# [Exercise description]
Every entry needs to be printed exactly, please.
:::
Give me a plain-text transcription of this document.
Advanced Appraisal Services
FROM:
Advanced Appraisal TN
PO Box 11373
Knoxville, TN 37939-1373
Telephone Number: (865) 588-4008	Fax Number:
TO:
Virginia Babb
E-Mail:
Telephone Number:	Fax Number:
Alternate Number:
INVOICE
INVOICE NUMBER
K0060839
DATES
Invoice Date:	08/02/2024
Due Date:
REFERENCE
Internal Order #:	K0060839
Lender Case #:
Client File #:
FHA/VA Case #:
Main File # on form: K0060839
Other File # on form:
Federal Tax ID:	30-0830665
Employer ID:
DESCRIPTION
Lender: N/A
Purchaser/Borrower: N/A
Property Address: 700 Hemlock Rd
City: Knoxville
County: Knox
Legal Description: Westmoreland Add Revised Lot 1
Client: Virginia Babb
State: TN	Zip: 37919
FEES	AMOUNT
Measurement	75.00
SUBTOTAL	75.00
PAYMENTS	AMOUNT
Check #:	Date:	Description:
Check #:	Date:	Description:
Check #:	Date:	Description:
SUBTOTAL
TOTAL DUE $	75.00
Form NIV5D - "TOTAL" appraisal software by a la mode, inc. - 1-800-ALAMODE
:::
# [Answer for this exercise]
Give me a plain-text transcription of this document.
Advanced Appraisal Services
FROM:
Advanced Appraisal TN
PO Box 11373
Knoxville, TN 37939-1373
Telephone Number: (865) 588-4008	Fax Number:
TO:
Virginia Babb
E-Mail:
Telephone Number:	Fax Number:
Alternate Number:
INVOICE
INVOICE NUMBER
K0060839
DATES
Invoice Date:	08/02/2024
Due Date:
REFERENCE
Internal Order #:	K0060839
Lender Case #:
Client File #:
FHA/VA Case #:
Main File # on form: K0060839
Other File # on form:
Federal Tax ID:	30-0830665
Employer ID:
DESCRIPTION
Lender: N/A
Purchaser/Borrower: N/A
Property Address: 700 Hemlock Rd
City: Knoxville
County: Knox
Legal Description: Westmoreland Add Revised Lot 1
Client: Virginia Babb
State: TN	Zip: 37919
FEES	AMOUNT
Measurement	75.00
SUBTOTAL	75.00
PAYMENTS	AMOUNT
Check #:	Date:	Description:
Check #:	Date:	Description:
Check #:	Date:	Description:
SUBTOTAL
TOTAL DUE $	75.00
Form NIV5D - "TOTAL" appraisal software by a la mode, inc. - 1-800-ALAMODE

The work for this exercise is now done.